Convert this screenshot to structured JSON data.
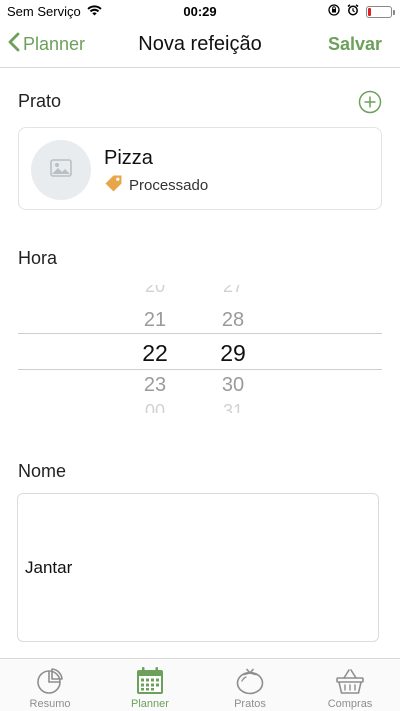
{
  "status_bar": {
    "carrier": "Sem Serviço",
    "time": "00:29"
  },
  "nav": {
    "back_label": "Planner",
    "title": "Nova refeição",
    "save_label": "Salvar"
  },
  "dish_section": {
    "label": "Prato",
    "dish": {
      "name": "Pizza",
      "category": "Processado"
    }
  },
  "time_section": {
    "label": "Hora",
    "hours": [
      "20",
      "21",
      "22",
      "23",
      "00"
    ],
    "minutes": [
      "27",
      "28",
      "29",
      "30",
      "31"
    ],
    "selected_hour": "22",
    "selected_minute": "29"
  },
  "name_section": {
    "label": "Nome",
    "value": "Jantar"
  },
  "tabs": [
    {
      "label": "Resumo",
      "icon": "pie-chart-icon",
      "active": false
    },
    {
      "label": "Planner",
      "icon": "calendar-icon",
      "active": true
    },
    {
      "label": "Pratos",
      "icon": "tomato-icon",
      "active": false
    },
    {
      "label": "Compras",
      "icon": "basket-icon",
      "active": false
    }
  ],
  "colors": {
    "accent": "#6ba15a",
    "tag": "#e8a64a",
    "battery_low": "#e02020"
  }
}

____________

Transcribe the listing in full. Omit the pictures and keep every line exact.

(WORKED SOLUTION):
Convert this screenshot to structured JSON data.
{
  "status_bar": {
    "carrier": "Sem Serviço",
    "time": "00:29"
  },
  "nav": {
    "back_label": "Planner",
    "title": "Nova refeição",
    "save_label": "Salvar"
  },
  "dish_section": {
    "label": "Prato",
    "dish": {
      "name": "Pizza",
      "category": "Processado"
    }
  },
  "time_section": {
    "label": "Hora",
    "hours": [
      "20",
      "21",
      "22",
      "23",
      "00"
    ],
    "minutes": [
      "27",
      "28",
      "29",
      "30",
      "31"
    ],
    "selected_hour": "22",
    "selected_minute": "29"
  },
  "name_section": {
    "label": "Nome",
    "value": "Jantar"
  },
  "tabs": [
    {
      "label": "Resumo",
      "icon": "pie-chart-icon",
      "active": false
    },
    {
      "label": "Planner",
      "icon": "calendar-icon",
      "active": true
    },
    {
      "label": "Pratos",
      "icon": "tomato-icon",
      "active": false
    },
    {
      "label": "Compras",
      "icon": "basket-icon",
      "active": false
    }
  ],
  "colors": {
    "accent": "#6ba15a",
    "tag": "#e8a64a",
    "battery_low": "#e02020"
  }
}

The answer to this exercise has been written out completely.